» Stated problem:
What lines of the data hold the string "value"? Pull each one out.

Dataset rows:
+===+

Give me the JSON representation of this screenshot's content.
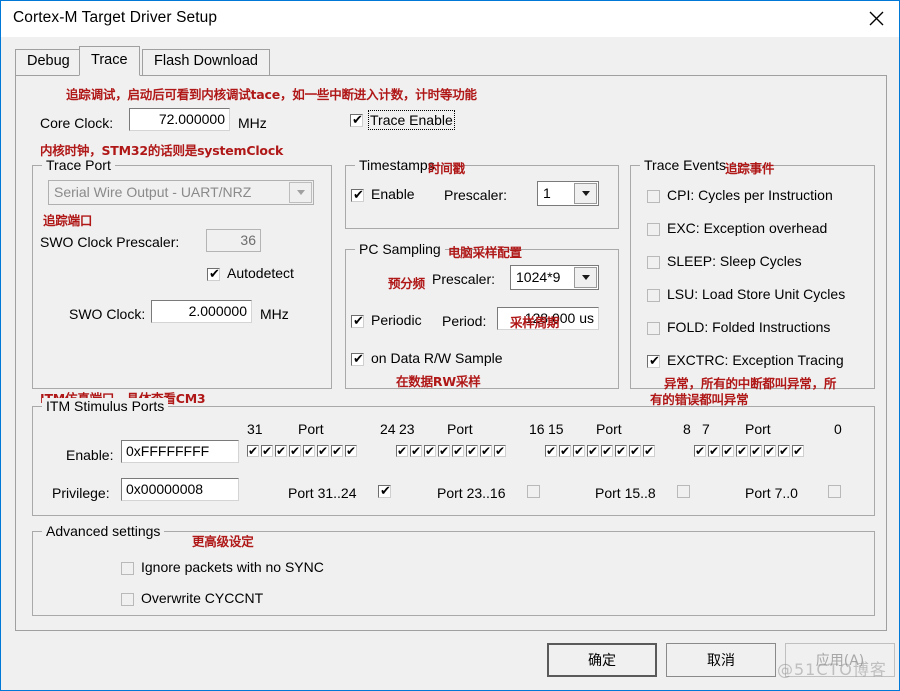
{
  "window": {
    "title": "Cortex-M Target Driver Setup",
    "close_icon": "close-icon",
    "accent_color": "#0078d7"
  },
  "tabs": [
    {
      "label": "Debug",
      "active": false
    },
    {
      "label": "Trace",
      "active": true
    },
    {
      "label": "Flash Download",
      "active": false
    }
  ],
  "annotations": {
    "color": "#b01818",
    "header": "追踪调试，启动后可看到内核调试tace，如一些中断进入计数，计时等功能",
    "core_clock": "内核时钟，STM32的话则是systemClock",
    "trace_port": "追踪端口",
    "timestamps": "时间戳",
    "pc_sampling": "电脑采样配置",
    "prescaler": "预分频",
    "period": "采样周期",
    "on_data_rw": "在数据RW采样",
    "trace_events": "追踪事件",
    "exctrc_line1": "异常，所有的中断都叫异常，所",
    "exctrc_line2": "有的错误都叫异常",
    "itm": "ITM仿真端口，具体查看CM3",
    "advanced": "更高级设定"
  },
  "core_clock": {
    "label": "Core Clock:",
    "value": "72.000000",
    "unit": "MHz"
  },
  "trace_enable": {
    "label": "Trace Enable",
    "checked": true,
    "focused": true
  },
  "trace_port": {
    "title": "Trace Port",
    "protocol": {
      "value": "Serial Wire Output - UART/NRZ",
      "disabled": true
    },
    "swo_prescaler": {
      "label": "SWO Clock Prescaler:",
      "value": "36",
      "disabled": true
    },
    "autodetect": {
      "label": "Autodetect",
      "checked": true
    },
    "swo_clock": {
      "label": "SWO Clock:",
      "value": "2.000000",
      "unit": "MHz"
    }
  },
  "timestamps": {
    "title": "Timestamps",
    "enable": {
      "label": "Enable",
      "checked": true
    },
    "prescaler": {
      "label": "Prescaler:",
      "value": "1"
    }
  },
  "pc_sampling": {
    "title": "PC Sampling",
    "prescaler": {
      "label": "Prescaler:",
      "value": "1024*9"
    },
    "periodic": {
      "label": "Periodic",
      "checked": true
    },
    "period": {
      "label": "Period:",
      "value": "128.000 us"
    },
    "on_data_rw": {
      "label": "on Data R/W Sample",
      "checked": true
    }
  },
  "trace_events": {
    "title": "Trace Events",
    "items": [
      {
        "label": "CPI: Cycles per Instruction",
        "checked": false
      },
      {
        "label": "EXC: Exception overhead",
        "checked": false
      },
      {
        "label": "SLEEP: Sleep Cycles",
        "checked": false
      },
      {
        "label": "LSU: Load Store Unit Cycles",
        "checked": false
      },
      {
        "label": "FOLD: Folded Instructions",
        "checked": false
      },
      {
        "label": "EXCTRC: Exception Tracing",
        "checked": true
      }
    ]
  },
  "itm": {
    "title": "ITM Stimulus Ports",
    "enable": {
      "label": "Enable:",
      "value": "0xFFFFFFFF"
    },
    "privilege": {
      "label": "Privilege:",
      "value": "0x00000008"
    },
    "port_word": "Port",
    "ranges": [
      {
        "high": "31",
        "low": "24",
        "group_label": "Port 31..24",
        "group_checked": true,
        "bits": [
          true,
          true,
          true,
          true,
          true,
          true,
          true,
          true
        ]
      },
      {
        "high": "23",
        "low": "16",
        "group_label": "Port 23..16",
        "group_checked": false,
        "bits": [
          true,
          true,
          true,
          true,
          true,
          true,
          true,
          true
        ]
      },
      {
        "high": "15",
        "low": "8",
        "group_label": "Port 15..8",
        "group_checked": false,
        "bits": [
          true,
          true,
          true,
          true,
          true,
          true,
          true,
          true
        ]
      },
      {
        "high": "7",
        "low": "0",
        "group_label": "Port 7..0",
        "group_checked": false,
        "bits": [
          true,
          true,
          true,
          true,
          true,
          true,
          true,
          true
        ]
      }
    ]
  },
  "advanced": {
    "title": "Advanced settings",
    "items": [
      {
        "label": "Ignore packets with no SYNC",
        "checked": false
      },
      {
        "label": "Overwrite CYCCNT",
        "checked": false
      }
    ]
  },
  "buttons": {
    "ok": "确定",
    "cancel": "取消",
    "apply": "应用(A)",
    "apply_disabled": true
  },
  "watermark": "@51CTO博客"
}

+===+

» Solution for this task:
    "value": "72.000000",
      "value": "Serial Wire Output - UART/NRZ",
      "value": "36",
      "value": "2.000000",
      "value": "1"
      "value": "1024*9"
      "value": "128.000 us"
      "value": "0xFFFFFFFF"
      "value": "0x00000008"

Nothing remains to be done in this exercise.